→ Extracted records:
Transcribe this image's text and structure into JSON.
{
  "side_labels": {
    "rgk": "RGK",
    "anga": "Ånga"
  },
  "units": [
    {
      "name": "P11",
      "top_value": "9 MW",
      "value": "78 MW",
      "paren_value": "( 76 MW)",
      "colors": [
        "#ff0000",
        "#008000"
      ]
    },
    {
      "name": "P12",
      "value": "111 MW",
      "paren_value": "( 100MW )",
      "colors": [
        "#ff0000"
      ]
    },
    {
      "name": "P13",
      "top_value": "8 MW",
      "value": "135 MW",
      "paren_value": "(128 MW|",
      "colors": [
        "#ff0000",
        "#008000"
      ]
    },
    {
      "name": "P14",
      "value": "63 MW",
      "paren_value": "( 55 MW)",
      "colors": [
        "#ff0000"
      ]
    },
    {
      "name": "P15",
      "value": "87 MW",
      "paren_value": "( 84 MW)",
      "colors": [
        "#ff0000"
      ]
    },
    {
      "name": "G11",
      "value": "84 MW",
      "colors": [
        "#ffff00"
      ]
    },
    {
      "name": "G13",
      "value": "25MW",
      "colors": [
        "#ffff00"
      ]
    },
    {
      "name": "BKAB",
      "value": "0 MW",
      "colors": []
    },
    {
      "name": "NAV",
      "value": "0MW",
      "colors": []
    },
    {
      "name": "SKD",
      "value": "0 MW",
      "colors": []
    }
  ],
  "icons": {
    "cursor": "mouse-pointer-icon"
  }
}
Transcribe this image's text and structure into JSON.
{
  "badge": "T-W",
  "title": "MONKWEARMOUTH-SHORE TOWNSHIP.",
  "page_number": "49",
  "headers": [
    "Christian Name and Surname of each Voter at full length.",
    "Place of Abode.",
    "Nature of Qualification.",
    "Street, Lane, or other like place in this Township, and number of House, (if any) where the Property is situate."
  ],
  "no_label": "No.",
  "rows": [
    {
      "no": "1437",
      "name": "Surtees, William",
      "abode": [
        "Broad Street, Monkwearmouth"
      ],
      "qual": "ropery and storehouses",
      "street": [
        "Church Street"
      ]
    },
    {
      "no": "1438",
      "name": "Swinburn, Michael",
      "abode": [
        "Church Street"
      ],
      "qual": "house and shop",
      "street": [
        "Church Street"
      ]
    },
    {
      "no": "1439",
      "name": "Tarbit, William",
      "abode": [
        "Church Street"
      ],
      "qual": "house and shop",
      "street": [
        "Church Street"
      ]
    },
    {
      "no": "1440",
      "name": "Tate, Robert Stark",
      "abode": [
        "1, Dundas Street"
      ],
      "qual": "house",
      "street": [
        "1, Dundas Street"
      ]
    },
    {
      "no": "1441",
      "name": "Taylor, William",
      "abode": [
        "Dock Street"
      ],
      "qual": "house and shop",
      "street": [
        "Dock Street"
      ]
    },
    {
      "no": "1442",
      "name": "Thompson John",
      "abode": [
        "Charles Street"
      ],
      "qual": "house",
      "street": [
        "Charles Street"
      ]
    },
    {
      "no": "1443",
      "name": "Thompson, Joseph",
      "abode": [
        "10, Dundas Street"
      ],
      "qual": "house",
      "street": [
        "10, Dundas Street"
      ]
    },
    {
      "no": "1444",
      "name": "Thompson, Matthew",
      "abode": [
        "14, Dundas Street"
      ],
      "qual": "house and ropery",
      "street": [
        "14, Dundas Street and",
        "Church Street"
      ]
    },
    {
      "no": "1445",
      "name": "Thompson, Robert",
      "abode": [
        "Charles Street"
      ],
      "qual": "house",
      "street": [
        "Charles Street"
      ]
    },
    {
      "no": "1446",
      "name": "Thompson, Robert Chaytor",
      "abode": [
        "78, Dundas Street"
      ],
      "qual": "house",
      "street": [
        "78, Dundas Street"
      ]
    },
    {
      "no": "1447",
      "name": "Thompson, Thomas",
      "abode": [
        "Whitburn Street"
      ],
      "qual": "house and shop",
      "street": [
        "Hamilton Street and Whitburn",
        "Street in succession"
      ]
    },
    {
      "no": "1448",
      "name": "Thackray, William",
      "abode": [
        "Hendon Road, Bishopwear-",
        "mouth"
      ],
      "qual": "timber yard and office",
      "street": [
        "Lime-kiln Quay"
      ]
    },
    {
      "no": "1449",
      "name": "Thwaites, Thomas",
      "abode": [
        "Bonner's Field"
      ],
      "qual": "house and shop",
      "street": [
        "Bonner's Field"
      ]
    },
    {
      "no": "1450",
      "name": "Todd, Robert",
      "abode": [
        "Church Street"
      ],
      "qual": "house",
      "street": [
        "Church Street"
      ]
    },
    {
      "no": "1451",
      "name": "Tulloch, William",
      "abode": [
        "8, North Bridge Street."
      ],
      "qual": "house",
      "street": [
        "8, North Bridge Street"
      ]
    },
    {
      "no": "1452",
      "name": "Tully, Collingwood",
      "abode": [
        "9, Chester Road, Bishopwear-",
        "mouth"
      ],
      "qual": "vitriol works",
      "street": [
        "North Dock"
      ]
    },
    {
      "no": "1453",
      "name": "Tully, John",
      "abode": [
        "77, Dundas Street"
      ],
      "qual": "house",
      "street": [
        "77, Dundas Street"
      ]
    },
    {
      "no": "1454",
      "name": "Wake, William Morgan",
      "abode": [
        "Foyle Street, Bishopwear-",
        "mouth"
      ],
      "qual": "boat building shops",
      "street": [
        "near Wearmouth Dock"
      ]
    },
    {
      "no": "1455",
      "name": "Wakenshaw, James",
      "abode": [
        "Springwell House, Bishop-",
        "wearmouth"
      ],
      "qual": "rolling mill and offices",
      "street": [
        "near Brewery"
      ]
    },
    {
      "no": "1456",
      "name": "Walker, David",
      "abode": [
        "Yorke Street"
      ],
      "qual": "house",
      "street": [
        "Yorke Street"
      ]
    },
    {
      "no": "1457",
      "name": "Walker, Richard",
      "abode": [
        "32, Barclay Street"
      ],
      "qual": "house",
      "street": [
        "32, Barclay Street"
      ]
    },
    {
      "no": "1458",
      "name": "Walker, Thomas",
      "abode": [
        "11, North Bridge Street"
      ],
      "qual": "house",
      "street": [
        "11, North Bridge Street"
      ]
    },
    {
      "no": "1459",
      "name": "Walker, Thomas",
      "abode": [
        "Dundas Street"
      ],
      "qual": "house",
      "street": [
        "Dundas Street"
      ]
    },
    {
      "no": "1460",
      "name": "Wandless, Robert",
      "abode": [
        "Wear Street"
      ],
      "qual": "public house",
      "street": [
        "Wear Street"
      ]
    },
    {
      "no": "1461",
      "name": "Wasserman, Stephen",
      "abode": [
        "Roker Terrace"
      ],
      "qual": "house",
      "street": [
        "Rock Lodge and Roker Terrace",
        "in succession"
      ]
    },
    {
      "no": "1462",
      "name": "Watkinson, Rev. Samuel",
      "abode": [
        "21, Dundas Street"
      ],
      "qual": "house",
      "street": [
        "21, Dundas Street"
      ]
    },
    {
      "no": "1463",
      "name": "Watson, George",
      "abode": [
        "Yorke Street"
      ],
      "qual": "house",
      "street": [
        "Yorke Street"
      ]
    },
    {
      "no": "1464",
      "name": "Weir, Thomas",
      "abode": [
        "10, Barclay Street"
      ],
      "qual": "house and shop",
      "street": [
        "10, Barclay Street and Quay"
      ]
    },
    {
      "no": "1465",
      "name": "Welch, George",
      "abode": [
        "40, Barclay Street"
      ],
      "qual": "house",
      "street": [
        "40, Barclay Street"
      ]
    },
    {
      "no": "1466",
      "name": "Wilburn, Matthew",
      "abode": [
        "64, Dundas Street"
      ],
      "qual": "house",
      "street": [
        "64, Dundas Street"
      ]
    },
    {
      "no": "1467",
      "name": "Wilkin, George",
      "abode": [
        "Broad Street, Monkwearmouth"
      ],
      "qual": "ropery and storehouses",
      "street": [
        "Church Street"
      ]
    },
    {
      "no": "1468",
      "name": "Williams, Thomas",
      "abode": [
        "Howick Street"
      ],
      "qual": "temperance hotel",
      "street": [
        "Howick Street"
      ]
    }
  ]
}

→ Task to complete:
Pick out lines containing the word "Robert", each one as written.

→ Exercise response:
      "name": "Tate, Robert Stark",
      "name": "Thompson, Robert",
      "name": "Thompson, Robert Chaytor",
      "name": "Todd, Robert",
      "name": "Wandless, Robert",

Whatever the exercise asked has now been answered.